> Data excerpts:
• • •

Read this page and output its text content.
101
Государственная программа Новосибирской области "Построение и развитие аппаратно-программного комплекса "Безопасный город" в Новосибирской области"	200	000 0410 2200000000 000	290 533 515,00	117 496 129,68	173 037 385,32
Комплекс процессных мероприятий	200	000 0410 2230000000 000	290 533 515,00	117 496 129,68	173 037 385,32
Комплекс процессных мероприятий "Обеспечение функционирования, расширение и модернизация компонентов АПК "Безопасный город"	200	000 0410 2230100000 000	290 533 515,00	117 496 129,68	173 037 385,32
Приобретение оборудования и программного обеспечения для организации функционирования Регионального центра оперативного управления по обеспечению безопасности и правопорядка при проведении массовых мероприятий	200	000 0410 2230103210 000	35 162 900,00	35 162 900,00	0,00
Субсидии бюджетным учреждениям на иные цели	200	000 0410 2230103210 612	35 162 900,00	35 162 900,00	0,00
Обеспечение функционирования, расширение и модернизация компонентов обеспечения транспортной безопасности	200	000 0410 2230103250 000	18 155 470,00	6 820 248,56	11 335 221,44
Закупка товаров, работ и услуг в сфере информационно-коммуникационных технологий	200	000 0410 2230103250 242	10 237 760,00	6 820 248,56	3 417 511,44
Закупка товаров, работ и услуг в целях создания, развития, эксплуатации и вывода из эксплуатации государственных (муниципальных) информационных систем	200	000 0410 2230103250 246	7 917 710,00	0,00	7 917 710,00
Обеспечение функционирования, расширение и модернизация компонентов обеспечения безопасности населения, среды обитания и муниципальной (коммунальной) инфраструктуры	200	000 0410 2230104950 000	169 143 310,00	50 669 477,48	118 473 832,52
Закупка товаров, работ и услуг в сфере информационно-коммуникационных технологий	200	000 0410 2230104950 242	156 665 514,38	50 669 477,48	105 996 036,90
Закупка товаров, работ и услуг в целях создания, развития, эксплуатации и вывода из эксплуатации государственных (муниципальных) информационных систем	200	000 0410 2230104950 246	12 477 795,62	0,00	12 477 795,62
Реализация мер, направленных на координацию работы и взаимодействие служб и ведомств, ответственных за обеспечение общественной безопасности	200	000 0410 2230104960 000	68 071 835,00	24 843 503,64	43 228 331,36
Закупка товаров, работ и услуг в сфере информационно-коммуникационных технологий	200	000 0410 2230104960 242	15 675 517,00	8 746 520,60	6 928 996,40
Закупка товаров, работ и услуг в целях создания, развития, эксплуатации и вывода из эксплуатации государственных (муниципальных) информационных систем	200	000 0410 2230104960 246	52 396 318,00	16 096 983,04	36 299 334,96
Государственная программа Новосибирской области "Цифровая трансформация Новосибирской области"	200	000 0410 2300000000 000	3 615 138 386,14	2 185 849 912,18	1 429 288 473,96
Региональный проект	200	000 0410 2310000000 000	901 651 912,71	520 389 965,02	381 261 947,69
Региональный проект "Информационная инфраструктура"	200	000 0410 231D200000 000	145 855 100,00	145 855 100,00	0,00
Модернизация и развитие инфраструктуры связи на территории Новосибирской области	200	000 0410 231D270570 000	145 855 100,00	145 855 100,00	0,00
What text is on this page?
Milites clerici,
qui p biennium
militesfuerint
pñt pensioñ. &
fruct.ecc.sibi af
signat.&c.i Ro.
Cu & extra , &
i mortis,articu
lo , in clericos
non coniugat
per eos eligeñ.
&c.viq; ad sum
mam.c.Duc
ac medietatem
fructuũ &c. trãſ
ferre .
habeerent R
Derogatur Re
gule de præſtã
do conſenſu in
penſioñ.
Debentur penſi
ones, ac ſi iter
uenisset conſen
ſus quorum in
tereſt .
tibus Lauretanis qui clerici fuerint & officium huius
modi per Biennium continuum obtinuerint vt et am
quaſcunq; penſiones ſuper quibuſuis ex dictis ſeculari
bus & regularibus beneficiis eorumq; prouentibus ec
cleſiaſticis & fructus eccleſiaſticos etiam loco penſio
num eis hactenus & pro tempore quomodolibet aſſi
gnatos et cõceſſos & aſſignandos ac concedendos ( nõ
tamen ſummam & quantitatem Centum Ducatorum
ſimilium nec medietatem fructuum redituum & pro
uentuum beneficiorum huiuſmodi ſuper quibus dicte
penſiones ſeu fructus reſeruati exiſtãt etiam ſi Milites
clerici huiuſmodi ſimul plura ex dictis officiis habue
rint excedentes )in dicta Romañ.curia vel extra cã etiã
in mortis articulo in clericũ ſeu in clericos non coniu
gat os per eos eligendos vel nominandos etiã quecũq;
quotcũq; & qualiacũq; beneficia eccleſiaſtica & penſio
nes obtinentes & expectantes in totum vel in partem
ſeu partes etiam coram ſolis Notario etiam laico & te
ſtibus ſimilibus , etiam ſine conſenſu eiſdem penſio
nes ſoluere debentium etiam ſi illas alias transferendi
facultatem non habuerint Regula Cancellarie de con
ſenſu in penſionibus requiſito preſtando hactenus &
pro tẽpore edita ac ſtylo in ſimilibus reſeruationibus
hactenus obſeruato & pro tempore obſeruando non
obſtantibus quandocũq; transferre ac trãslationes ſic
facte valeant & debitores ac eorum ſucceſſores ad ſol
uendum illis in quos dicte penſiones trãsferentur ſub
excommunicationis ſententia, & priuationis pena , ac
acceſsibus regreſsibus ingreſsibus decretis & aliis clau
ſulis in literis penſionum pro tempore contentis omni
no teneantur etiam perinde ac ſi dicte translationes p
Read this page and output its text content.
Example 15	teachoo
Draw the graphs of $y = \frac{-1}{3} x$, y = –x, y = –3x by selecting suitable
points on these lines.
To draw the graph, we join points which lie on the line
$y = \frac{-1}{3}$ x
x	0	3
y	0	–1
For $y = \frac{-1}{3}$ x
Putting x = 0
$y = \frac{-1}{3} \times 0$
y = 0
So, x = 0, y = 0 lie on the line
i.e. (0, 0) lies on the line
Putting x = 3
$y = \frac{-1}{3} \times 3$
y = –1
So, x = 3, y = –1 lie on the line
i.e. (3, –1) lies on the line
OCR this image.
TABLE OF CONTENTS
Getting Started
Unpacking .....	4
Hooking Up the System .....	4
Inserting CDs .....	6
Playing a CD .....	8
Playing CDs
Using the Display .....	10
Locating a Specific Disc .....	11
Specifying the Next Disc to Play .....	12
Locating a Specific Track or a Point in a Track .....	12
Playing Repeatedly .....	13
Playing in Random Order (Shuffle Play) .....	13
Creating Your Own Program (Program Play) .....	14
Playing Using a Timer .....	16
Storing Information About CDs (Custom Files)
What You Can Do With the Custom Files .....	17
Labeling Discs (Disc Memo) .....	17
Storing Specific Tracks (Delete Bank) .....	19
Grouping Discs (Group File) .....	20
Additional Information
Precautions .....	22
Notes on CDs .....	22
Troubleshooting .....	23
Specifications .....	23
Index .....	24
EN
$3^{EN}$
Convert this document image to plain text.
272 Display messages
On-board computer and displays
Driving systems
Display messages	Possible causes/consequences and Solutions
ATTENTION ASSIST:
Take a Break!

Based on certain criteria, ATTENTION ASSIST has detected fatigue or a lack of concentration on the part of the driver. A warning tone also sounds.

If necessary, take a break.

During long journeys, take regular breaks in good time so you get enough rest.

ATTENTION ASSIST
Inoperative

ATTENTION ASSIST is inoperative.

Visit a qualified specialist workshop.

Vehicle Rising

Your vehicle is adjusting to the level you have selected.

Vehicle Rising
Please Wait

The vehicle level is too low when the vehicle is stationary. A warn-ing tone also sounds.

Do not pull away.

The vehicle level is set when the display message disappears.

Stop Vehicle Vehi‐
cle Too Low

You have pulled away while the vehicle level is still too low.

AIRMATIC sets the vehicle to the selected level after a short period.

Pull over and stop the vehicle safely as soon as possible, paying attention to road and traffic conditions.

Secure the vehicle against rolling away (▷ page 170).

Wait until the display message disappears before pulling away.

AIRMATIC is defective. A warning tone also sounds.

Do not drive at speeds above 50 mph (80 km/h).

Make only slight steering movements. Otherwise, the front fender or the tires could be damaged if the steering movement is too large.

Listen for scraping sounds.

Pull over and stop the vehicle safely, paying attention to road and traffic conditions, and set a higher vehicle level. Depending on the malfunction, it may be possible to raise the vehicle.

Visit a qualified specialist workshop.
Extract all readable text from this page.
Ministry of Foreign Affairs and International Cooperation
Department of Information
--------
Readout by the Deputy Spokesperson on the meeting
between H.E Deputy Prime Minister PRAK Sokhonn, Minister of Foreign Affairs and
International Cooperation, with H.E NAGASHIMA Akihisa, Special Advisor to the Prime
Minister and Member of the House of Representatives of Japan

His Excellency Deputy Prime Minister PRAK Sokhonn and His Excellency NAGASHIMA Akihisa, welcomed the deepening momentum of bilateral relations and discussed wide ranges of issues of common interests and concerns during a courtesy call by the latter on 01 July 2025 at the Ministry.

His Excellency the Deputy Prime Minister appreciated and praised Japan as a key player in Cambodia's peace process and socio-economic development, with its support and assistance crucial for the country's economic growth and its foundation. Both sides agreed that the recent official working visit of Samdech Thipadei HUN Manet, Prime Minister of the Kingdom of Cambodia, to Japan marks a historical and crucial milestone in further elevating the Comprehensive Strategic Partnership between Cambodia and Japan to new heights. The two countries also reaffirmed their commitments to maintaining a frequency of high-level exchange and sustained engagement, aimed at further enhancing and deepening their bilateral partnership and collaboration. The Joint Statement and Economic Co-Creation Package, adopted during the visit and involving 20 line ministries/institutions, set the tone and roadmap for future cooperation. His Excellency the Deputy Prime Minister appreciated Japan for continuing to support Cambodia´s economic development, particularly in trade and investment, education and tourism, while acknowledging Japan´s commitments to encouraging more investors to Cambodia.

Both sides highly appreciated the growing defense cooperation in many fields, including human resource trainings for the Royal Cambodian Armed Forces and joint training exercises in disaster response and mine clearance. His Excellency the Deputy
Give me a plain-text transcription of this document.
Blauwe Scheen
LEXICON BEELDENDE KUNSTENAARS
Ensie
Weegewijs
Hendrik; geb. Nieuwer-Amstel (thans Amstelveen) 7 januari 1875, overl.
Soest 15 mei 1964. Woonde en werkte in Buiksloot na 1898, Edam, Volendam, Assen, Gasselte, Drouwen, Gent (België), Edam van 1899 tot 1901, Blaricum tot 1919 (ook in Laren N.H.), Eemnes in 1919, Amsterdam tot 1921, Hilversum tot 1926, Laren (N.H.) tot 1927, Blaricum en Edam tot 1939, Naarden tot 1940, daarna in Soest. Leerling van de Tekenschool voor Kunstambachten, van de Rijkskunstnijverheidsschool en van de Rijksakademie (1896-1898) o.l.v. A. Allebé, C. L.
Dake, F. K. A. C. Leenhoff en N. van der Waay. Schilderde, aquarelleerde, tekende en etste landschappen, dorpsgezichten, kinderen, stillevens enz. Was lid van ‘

• • •

All lines above with "when" in them should be returned.

> COMPLETED TASK:
The vehicle level is too low when the vehicle is stationary. A warn-ing tone also sounds.
The vehicle level is set when the display message disappears.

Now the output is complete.